▶ [AIM] Each line of the listing that contains the word "мотивация" is to be copied.

▶ [LISTED RECORDS]
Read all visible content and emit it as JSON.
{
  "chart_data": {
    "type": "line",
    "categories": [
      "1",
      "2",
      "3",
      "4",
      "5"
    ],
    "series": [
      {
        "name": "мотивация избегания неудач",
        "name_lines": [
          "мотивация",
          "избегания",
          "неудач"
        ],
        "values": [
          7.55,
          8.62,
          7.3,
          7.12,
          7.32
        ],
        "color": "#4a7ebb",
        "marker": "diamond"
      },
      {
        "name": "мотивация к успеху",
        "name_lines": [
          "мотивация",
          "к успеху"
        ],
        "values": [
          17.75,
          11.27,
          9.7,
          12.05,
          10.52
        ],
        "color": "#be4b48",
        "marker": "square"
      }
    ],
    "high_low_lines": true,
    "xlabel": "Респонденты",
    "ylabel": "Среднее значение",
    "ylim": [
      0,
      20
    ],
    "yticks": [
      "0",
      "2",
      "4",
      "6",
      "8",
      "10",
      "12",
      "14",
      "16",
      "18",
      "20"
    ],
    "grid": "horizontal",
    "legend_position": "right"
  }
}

▶ [FULL SOLUTION]
        "name": "мотивация избегания неудач",
          "мотивация",
        "name": "мотивация к успеху",
          "мотивация",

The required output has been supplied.